### Input data
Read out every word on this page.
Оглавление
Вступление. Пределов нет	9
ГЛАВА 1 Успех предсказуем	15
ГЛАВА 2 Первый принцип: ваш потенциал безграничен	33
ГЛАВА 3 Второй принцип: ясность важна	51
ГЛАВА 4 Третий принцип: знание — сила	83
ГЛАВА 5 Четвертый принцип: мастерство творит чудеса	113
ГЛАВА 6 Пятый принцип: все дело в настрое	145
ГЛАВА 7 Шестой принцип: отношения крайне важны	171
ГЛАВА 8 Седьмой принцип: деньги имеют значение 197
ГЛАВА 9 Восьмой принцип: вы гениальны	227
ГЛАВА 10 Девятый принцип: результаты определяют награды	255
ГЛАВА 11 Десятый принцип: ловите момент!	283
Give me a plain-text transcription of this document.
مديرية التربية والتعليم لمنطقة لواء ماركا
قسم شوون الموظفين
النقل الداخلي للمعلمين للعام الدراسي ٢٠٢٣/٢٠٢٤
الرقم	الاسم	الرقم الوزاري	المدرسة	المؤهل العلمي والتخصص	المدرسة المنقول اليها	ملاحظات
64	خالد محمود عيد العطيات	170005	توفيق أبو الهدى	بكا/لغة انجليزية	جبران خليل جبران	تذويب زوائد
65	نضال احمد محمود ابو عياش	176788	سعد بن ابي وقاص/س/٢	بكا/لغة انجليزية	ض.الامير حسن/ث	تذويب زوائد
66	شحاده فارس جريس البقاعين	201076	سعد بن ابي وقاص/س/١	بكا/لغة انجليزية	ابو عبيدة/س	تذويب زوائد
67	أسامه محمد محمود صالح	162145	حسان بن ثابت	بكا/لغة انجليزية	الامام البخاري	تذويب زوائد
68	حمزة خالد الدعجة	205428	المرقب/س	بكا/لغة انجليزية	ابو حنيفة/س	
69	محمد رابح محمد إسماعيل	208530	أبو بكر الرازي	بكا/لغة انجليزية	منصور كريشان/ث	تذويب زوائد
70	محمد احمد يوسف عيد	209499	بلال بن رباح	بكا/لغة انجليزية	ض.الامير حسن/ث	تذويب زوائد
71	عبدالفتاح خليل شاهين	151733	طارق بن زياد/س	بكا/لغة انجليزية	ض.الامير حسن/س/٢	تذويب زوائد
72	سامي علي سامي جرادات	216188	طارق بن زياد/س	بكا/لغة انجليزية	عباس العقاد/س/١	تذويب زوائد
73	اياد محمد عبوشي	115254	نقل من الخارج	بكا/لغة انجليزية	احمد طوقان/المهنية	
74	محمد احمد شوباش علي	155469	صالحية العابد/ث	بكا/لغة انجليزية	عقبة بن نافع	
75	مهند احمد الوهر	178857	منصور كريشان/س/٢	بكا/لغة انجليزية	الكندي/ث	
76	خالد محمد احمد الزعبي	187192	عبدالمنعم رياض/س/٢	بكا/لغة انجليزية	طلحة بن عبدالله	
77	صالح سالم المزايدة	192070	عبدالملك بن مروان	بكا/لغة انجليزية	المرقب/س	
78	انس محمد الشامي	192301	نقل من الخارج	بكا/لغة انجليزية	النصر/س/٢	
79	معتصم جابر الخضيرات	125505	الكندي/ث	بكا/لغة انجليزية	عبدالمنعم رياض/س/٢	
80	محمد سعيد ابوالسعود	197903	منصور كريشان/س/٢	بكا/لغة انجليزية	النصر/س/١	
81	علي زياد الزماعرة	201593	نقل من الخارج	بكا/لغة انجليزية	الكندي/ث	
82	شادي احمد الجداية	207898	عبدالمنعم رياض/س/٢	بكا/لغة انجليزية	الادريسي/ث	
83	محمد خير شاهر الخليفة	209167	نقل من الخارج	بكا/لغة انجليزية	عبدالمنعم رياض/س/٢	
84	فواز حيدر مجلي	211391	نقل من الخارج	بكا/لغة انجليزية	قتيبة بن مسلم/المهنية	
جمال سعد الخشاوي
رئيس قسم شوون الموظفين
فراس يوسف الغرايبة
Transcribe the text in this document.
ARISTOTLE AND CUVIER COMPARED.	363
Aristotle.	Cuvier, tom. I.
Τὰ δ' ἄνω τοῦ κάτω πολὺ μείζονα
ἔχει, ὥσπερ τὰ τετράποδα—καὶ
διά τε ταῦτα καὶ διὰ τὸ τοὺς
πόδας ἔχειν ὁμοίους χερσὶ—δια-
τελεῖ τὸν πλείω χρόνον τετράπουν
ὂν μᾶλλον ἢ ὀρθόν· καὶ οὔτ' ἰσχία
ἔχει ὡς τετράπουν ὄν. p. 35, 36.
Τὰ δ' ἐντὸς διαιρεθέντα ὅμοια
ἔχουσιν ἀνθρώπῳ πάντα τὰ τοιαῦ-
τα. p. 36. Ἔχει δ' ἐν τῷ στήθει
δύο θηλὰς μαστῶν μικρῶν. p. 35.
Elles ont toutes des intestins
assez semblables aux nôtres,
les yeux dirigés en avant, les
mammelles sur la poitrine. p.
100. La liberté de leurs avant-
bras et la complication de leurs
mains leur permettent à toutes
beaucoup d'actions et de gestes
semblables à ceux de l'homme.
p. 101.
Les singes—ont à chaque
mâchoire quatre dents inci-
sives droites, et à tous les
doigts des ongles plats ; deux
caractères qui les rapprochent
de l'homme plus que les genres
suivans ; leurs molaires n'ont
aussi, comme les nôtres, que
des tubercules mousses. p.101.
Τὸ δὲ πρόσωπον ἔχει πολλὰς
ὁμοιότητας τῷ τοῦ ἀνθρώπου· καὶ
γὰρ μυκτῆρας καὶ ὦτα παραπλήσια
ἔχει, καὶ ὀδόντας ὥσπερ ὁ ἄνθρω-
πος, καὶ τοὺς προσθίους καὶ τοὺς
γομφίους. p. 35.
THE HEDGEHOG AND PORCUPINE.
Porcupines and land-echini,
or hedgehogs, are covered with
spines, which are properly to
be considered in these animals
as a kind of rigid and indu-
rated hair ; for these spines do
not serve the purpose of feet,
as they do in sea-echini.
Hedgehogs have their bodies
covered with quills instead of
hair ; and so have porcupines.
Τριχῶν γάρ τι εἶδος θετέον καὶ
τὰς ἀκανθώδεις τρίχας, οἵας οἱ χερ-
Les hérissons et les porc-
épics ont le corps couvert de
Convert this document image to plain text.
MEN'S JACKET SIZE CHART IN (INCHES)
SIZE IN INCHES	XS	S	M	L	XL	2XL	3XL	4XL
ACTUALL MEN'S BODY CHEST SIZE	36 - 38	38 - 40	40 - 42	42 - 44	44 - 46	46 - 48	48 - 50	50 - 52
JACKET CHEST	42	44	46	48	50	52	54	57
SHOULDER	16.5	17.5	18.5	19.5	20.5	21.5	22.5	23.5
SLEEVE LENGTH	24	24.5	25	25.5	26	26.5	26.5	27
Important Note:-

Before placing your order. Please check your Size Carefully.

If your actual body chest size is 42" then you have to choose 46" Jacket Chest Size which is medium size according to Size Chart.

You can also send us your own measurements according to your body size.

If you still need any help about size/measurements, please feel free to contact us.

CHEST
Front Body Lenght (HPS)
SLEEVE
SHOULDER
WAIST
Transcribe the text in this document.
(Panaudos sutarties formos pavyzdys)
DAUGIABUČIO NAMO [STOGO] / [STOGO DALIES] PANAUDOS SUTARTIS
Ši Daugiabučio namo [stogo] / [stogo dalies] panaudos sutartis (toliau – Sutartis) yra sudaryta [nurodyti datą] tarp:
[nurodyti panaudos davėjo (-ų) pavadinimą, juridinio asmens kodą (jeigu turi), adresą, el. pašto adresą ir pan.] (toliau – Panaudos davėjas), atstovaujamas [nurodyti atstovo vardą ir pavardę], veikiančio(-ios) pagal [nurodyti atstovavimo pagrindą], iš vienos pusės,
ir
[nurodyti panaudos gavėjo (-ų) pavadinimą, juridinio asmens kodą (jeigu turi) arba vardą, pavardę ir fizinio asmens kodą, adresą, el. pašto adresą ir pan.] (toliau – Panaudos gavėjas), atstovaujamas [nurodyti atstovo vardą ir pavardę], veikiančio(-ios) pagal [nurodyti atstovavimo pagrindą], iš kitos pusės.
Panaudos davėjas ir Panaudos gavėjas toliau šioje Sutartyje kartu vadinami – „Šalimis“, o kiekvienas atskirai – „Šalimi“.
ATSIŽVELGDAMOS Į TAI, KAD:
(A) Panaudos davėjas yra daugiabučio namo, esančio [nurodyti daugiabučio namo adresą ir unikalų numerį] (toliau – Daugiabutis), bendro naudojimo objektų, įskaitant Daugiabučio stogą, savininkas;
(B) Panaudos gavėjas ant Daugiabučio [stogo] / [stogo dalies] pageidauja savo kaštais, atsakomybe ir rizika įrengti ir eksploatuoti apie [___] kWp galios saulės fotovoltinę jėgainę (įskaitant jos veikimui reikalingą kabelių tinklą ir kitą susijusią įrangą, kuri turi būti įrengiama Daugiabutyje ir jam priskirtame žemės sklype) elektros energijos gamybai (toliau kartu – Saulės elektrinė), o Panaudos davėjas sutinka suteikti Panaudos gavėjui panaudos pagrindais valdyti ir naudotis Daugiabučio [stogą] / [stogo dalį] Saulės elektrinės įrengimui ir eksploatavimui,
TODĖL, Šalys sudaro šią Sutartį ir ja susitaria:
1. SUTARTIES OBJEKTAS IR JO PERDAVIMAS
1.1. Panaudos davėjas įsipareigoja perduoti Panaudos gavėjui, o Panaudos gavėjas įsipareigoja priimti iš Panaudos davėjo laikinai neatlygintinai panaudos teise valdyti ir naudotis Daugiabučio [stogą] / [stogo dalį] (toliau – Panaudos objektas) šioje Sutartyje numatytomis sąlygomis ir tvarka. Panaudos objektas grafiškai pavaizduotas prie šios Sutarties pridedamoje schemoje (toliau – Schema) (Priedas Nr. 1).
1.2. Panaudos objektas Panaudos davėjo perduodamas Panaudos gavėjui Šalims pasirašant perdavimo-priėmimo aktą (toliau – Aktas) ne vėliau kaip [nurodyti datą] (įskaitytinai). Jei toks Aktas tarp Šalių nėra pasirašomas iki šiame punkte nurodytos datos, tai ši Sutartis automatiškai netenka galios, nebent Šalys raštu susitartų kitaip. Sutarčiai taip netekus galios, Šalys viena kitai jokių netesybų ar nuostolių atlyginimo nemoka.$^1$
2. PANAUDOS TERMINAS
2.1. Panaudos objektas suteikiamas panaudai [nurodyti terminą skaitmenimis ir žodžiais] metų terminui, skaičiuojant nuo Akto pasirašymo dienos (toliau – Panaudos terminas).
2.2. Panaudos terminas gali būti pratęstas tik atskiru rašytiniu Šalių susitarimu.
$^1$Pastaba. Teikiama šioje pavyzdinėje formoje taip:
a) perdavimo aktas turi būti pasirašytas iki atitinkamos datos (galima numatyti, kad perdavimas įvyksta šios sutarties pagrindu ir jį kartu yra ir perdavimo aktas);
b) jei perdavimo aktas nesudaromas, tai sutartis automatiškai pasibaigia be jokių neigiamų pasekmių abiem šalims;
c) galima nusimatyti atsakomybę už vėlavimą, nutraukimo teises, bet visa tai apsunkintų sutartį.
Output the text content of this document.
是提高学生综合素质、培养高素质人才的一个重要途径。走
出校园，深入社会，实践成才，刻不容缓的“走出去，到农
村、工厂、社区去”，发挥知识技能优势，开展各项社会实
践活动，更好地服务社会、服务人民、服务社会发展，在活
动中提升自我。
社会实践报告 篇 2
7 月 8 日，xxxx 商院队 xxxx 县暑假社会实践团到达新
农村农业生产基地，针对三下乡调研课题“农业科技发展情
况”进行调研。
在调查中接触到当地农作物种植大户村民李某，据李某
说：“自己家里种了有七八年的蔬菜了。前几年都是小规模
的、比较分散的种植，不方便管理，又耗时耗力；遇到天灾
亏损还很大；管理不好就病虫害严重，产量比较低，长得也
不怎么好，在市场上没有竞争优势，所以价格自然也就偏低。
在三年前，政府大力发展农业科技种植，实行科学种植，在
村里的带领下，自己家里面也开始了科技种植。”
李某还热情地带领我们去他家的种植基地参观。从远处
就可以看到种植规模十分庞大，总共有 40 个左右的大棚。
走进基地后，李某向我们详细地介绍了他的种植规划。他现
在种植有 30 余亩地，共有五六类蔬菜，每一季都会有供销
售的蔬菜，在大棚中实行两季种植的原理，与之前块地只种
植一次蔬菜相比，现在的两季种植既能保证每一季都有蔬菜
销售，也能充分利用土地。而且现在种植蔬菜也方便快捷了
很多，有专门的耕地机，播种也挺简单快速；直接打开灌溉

### Instructions for the task
Gather each line in these records that contains the string "رياض".

### Task result
76	خالد محمد احمد الزعبي	187192	عبدالمنعم رياض/س/٢	بكا/لغة انجليزية	طلحة بن عبدالله	
79	معتصم جابر الخضيرات	125505	الكندي/ث	بكا/لغة انجليزية	عبدالمنعم رياض/س/٢	
82	شادي احمد الجداية	207898	عبدالمنعم رياض/س/٢	بكا/لغة انجليزية	الادريسي/ث	
83	محمد خير شاهر الخليفة	209167	نقل من الخارج	بكا/لغة انجليزية	عبدالمنعم رياض/س/٢	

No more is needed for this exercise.